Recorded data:
::::::::::

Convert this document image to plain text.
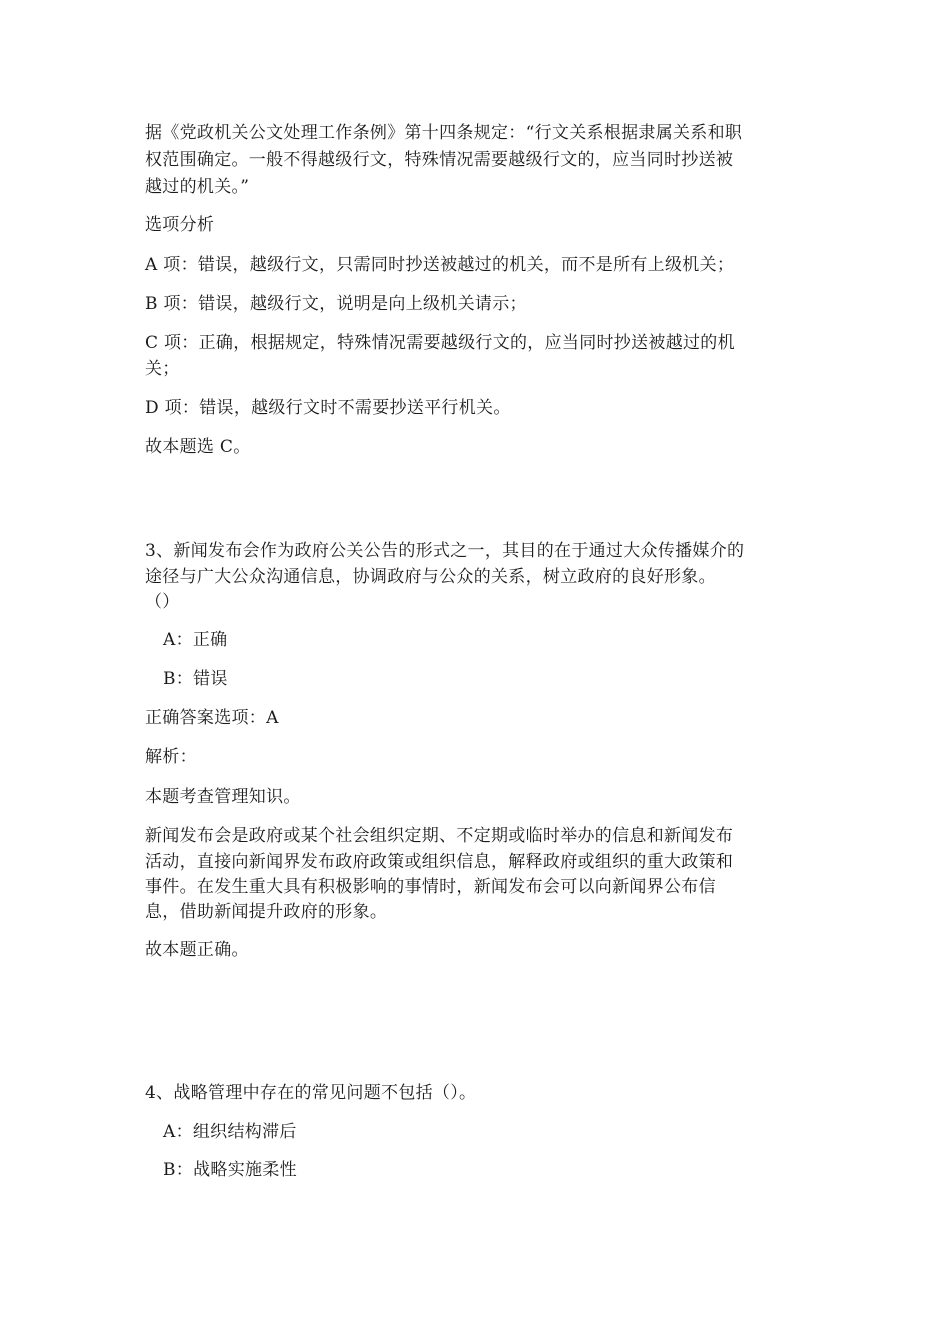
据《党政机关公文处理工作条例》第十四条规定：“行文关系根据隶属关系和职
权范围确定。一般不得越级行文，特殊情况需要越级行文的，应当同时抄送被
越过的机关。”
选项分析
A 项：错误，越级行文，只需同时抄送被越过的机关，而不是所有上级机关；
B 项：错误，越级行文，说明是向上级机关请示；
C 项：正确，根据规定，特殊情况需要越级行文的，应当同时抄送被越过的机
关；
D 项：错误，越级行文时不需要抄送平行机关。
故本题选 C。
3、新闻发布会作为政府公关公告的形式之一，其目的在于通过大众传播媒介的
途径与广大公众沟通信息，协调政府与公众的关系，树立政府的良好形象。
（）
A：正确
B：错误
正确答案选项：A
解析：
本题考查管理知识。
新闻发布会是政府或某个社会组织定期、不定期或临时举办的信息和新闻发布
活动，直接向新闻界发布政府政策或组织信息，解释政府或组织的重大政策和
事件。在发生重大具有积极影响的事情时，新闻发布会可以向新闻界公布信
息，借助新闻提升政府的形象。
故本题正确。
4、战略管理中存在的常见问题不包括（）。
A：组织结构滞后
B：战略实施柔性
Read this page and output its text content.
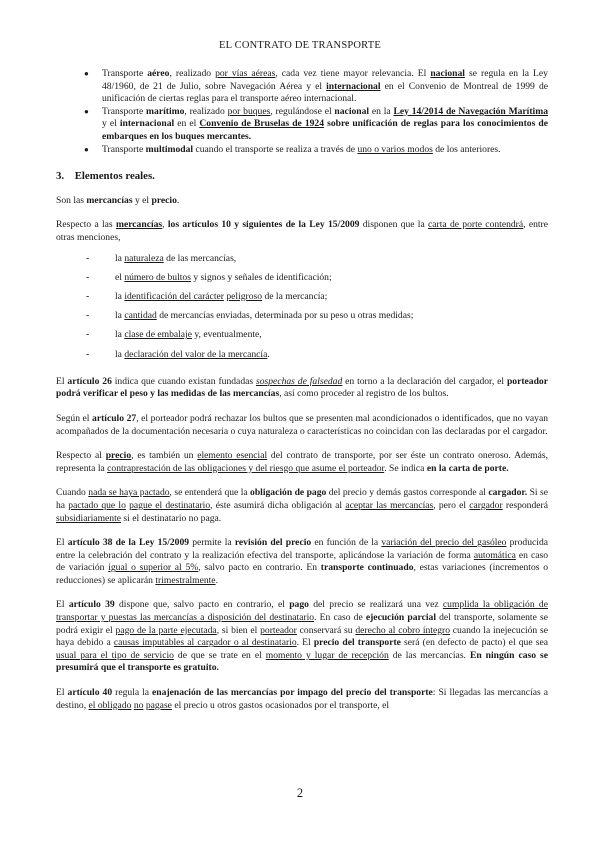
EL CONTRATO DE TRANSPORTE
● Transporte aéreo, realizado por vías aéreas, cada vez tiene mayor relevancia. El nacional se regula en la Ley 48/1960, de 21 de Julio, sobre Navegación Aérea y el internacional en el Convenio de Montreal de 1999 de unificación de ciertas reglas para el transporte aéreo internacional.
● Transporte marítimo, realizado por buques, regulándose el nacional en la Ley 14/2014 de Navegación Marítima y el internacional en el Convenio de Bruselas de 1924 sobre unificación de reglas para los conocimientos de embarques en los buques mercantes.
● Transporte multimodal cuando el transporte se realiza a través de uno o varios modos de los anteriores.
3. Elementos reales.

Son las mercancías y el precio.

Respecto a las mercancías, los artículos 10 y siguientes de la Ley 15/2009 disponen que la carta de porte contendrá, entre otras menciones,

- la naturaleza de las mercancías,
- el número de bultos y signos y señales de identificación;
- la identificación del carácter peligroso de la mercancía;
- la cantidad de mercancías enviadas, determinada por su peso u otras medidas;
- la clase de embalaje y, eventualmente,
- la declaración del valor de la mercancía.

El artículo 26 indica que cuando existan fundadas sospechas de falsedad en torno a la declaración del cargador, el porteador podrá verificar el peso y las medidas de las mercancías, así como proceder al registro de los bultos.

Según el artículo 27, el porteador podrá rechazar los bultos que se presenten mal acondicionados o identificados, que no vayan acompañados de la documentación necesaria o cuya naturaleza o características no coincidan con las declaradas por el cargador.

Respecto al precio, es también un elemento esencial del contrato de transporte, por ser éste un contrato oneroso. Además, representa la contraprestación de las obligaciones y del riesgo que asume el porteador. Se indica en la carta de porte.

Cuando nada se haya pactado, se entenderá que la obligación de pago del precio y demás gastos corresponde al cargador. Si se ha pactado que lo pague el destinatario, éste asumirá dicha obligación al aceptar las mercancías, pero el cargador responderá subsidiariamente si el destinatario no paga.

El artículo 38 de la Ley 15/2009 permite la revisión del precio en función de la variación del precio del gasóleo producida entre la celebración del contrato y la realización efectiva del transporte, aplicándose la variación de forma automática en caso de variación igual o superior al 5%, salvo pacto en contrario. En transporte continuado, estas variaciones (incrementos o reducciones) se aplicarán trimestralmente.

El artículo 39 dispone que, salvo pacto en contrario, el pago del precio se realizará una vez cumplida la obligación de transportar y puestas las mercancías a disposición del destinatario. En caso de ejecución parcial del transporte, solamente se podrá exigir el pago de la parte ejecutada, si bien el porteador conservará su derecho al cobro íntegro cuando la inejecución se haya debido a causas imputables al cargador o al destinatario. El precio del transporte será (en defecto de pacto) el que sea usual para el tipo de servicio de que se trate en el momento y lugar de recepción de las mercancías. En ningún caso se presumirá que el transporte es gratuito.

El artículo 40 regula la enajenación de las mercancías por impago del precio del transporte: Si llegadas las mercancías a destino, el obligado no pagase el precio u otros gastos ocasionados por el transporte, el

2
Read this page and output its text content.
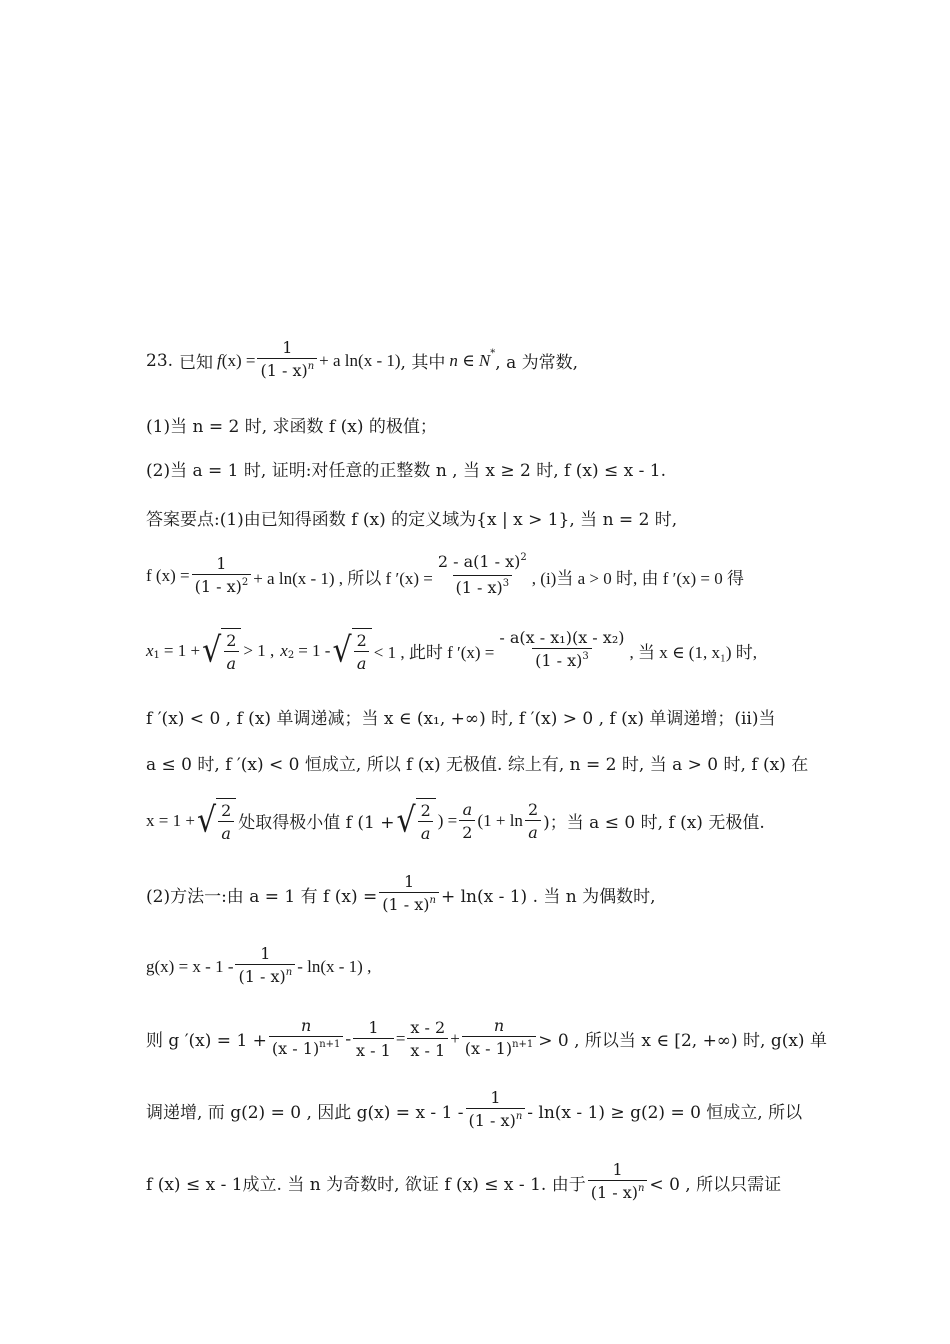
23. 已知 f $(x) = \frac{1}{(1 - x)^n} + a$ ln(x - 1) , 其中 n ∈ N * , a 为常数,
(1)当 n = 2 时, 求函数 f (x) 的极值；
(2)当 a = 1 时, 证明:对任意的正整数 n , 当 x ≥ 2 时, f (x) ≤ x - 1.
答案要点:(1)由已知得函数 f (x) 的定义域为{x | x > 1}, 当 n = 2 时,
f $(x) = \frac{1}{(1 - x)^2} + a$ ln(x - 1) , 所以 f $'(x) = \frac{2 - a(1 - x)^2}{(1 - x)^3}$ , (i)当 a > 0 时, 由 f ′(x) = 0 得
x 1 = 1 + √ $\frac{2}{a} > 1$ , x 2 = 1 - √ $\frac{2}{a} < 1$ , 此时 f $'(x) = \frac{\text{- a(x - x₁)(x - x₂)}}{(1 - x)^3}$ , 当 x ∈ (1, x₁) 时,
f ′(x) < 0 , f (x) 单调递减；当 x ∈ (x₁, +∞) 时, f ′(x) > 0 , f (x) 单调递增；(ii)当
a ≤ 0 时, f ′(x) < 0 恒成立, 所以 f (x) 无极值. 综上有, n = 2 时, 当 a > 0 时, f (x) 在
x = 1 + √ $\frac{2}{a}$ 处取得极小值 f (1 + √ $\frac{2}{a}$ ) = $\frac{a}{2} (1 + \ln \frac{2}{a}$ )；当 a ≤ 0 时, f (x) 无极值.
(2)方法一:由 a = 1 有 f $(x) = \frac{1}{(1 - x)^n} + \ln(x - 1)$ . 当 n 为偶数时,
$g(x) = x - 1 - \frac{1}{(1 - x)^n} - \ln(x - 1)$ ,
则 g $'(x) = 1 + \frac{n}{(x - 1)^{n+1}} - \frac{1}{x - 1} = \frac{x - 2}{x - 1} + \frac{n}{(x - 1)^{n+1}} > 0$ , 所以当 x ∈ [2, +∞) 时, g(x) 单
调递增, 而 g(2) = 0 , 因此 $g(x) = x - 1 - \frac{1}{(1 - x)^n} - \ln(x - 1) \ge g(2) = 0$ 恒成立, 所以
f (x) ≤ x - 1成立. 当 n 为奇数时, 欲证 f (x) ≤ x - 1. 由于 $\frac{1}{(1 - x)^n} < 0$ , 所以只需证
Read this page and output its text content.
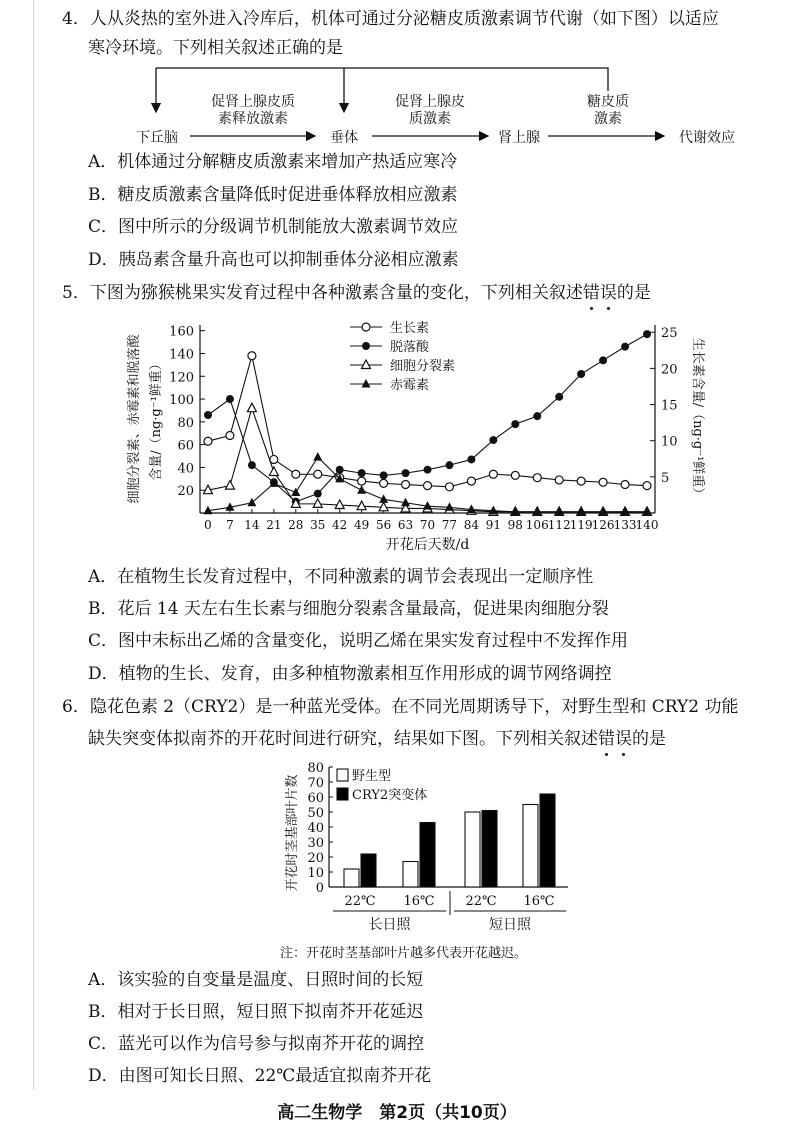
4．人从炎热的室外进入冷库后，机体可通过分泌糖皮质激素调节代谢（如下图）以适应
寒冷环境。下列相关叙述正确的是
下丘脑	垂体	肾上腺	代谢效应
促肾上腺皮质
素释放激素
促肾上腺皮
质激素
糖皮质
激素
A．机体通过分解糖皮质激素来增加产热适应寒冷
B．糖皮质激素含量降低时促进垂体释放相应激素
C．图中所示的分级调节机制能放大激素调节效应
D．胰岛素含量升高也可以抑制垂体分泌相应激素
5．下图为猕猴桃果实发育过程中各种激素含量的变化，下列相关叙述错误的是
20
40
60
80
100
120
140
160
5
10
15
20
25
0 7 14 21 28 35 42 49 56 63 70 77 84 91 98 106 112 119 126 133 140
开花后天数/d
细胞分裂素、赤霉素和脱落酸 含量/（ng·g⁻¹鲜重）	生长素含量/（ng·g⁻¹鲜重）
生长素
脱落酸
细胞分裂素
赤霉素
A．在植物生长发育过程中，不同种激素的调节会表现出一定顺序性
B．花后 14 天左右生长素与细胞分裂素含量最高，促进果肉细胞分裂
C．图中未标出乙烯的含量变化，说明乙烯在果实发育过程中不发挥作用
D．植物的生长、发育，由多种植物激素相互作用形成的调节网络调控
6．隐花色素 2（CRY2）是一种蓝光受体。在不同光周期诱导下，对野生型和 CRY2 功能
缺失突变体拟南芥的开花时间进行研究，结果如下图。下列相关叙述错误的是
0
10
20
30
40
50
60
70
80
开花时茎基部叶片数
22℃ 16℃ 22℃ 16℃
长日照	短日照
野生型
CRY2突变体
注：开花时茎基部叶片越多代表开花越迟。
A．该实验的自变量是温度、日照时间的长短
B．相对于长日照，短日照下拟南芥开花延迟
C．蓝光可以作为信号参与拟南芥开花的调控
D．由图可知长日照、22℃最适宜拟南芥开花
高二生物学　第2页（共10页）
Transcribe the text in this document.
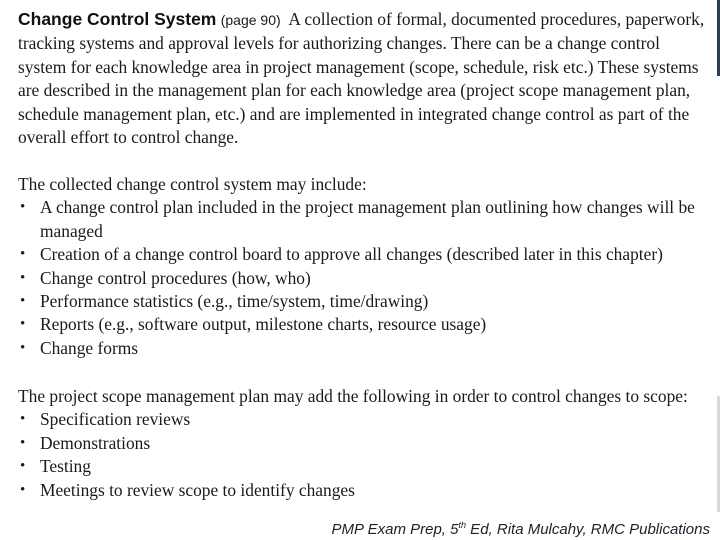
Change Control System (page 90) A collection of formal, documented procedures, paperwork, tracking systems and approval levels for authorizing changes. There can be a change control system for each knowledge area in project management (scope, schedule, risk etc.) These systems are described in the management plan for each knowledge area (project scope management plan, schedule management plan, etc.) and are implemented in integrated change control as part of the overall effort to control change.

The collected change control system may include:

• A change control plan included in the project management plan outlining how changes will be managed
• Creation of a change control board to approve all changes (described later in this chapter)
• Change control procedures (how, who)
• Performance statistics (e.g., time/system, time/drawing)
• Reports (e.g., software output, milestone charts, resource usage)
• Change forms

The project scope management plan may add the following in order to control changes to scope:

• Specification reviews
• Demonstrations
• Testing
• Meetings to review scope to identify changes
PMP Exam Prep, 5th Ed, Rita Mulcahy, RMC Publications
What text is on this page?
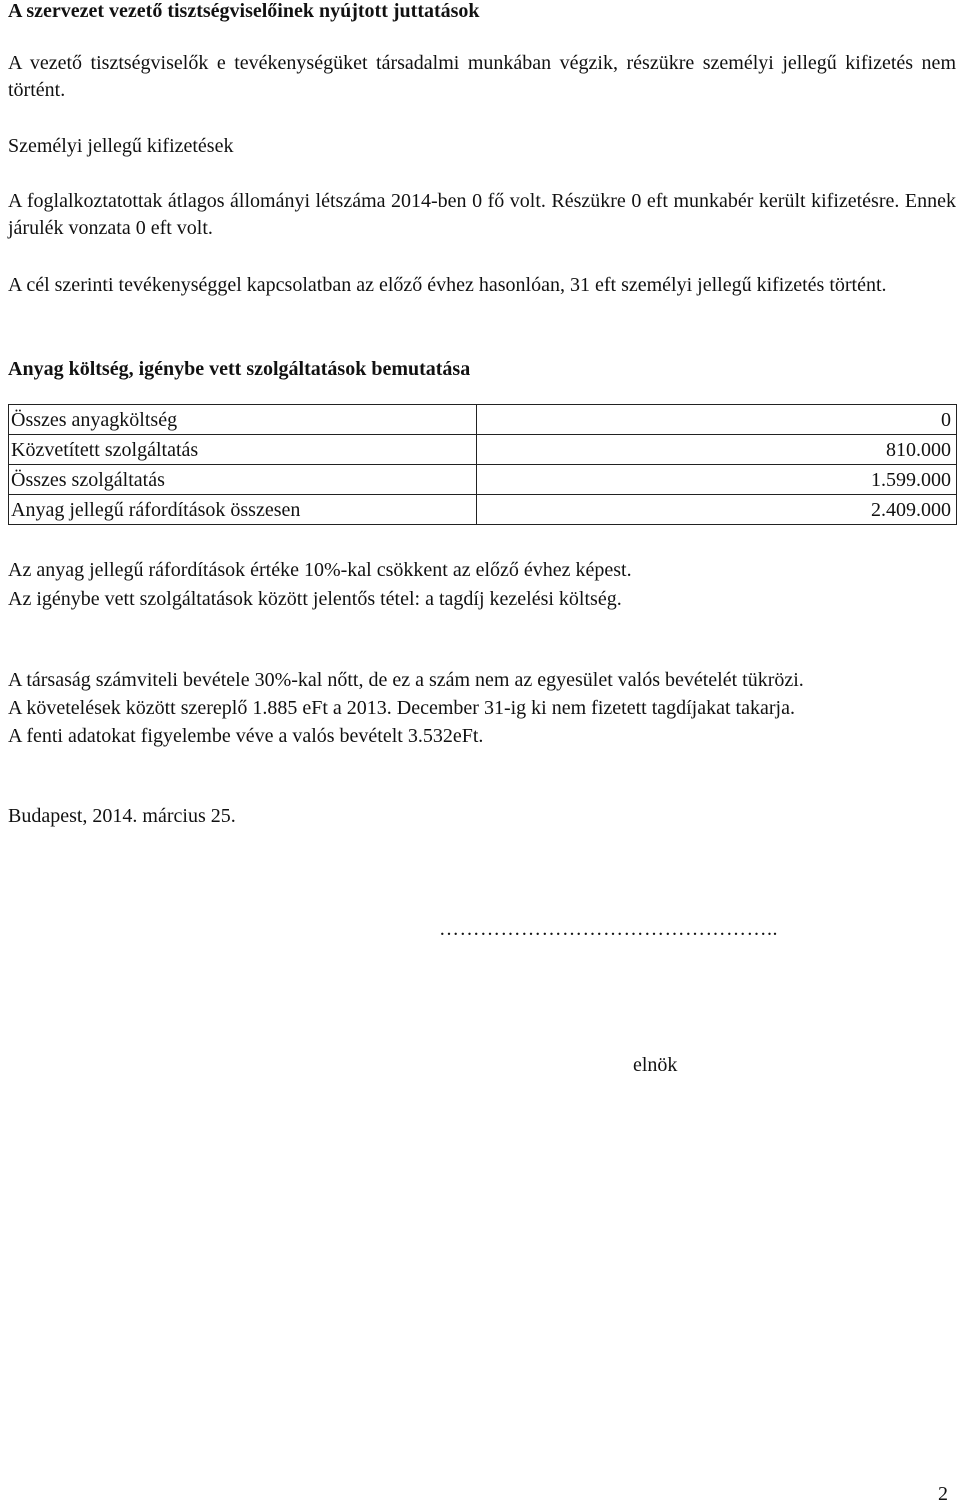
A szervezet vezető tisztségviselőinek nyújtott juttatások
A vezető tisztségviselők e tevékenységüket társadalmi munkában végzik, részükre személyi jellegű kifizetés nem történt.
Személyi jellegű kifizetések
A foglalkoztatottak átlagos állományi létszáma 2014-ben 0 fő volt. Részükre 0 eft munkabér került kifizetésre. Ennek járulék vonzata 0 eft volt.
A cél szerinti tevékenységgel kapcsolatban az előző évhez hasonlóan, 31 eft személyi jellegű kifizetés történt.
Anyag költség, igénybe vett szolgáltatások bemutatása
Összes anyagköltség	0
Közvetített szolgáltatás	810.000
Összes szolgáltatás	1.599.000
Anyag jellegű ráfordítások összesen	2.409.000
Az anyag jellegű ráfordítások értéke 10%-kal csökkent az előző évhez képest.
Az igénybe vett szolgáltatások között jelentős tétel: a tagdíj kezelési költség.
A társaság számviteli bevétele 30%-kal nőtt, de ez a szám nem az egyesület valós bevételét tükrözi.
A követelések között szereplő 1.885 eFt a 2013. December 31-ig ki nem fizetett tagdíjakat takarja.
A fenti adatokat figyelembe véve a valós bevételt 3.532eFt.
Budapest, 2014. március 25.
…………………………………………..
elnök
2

::::::::::

Given request: Copy every line of the data that holds the string "procedures".

Solution below:
Change Control System (page 90) A collection of formal, documented procedures, paperwork, tracking systems and approval levels for authorizing changes. There can be a change control system for each knowledge area in project management (scope, schedule, risk etc.) These systems are described in the management plan for each knowledge area (project scope management plan, schedule management plan, etc.) and are implemented in integrated change control as part of the overall effort to control change.
• Change control procedures (how, who)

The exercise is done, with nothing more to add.